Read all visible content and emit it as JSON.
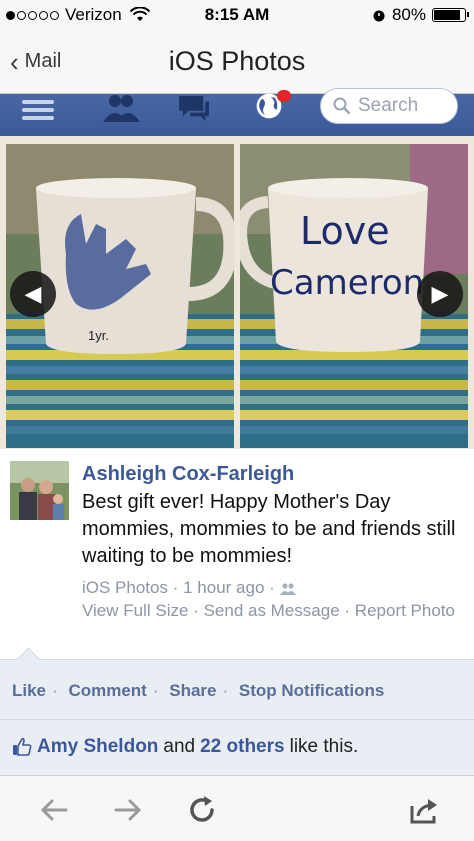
{
  "status_bar": {
    "carrier": "Verizon",
    "time": "8:15 AM",
    "battery": "80%",
    "battery_level": 0.8
  },
  "nav": {
    "back_label": "Mail",
    "title": "iOS Photos"
  },
  "fb_toolbar": {
    "search_placeholder": "Search",
    "accent": "#3b5998",
    "icons": [
      "menu-icon",
      "friend-requests-icon",
      "messages-icon",
      "notifications-globe-icon"
    ]
  },
  "photos": {
    "left_mug_text": "1yr.",
    "right_mug_word1": "Love",
    "right_mug_word2": "Cameron"
  },
  "post": {
    "author": "Ashleigh Cox-Farleigh",
    "caption": "Best gift ever! Happy Mother's Day mommies, mommies to be and friends still waiting to be mommies!",
    "source": "iOS Photos",
    "time": "1 hour ago",
    "links": [
      "View Full Size",
      "Send as Message",
      "Report Photo"
    ]
  },
  "actions": {
    "like": "Like",
    "comment": "Comment",
    "share": "Share",
    "stop_notifications": "Stop Notifications"
  },
  "likes": {
    "name": "Amy Sheldon",
    "and": "and",
    "others": "22 others",
    "suffix": "like this."
  },
  "toolbar": {
    "icons": [
      "back-arrow-icon",
      "forward-arrow-icon",
      "reload-icon",
      "share-icon"
    ]
  }
}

•••••

DESCRIPTION OF THE TASK =
Write out the material above once more, exactly as it reads, with no pictures.

TASK RESPONSE =
Read all visible content and emit it as JSON.
{
  "status_bar": {
    "carrier": "Verizon",
    "time": "8:15 AM",
    "battery": "80%",
    "battery_level": 0.8
  },
  "nav": {
    "back_label": "Mail",
    "title": "iOS Photos"
  },
  "fb_toolbar": {
    "search_placeholder": "Search",
    "accent": "#3b5998",
    "icons": [
      "menu-icon",
      "friend-requests-icon",
      "messages-icon",
      "notifications-globe-icon"
    ]
  },
  "photos": {
    "left_mug_text": "1yr.",
    "right_mug_word1": "Love",
    "right_mug_word2": "Cameron"
  },
  "post": {
    "author": "Ashleigh Cox-Farleigh",
    "caption": "Best gift ever! Happy Mother's Day mommies, mommies to be and friends still waiting to be mommies!",
    "source": "iOS Photos",
    "time": "1 hour ago",
    "links": [
      "View Full Size",
      "Send as Message",
      "Report Photo"
    ]
  },
  "actions": {
    "like": "Like",
    "comment": "Comment",
    "share": "Share",
    "stop_notifications": "Stop Notifications"
  },
  "likes": {
    "name": "Amy Sheldon",
    "and": "and",
    "others": "22 others",
    "suffix": "like this."
  },
  "toolbar": {
    "icons": [
      "back-arrow-icon",
      "forward-arrow-icon",
      "reload-icon",
      "share-icon"
    ]
  }
}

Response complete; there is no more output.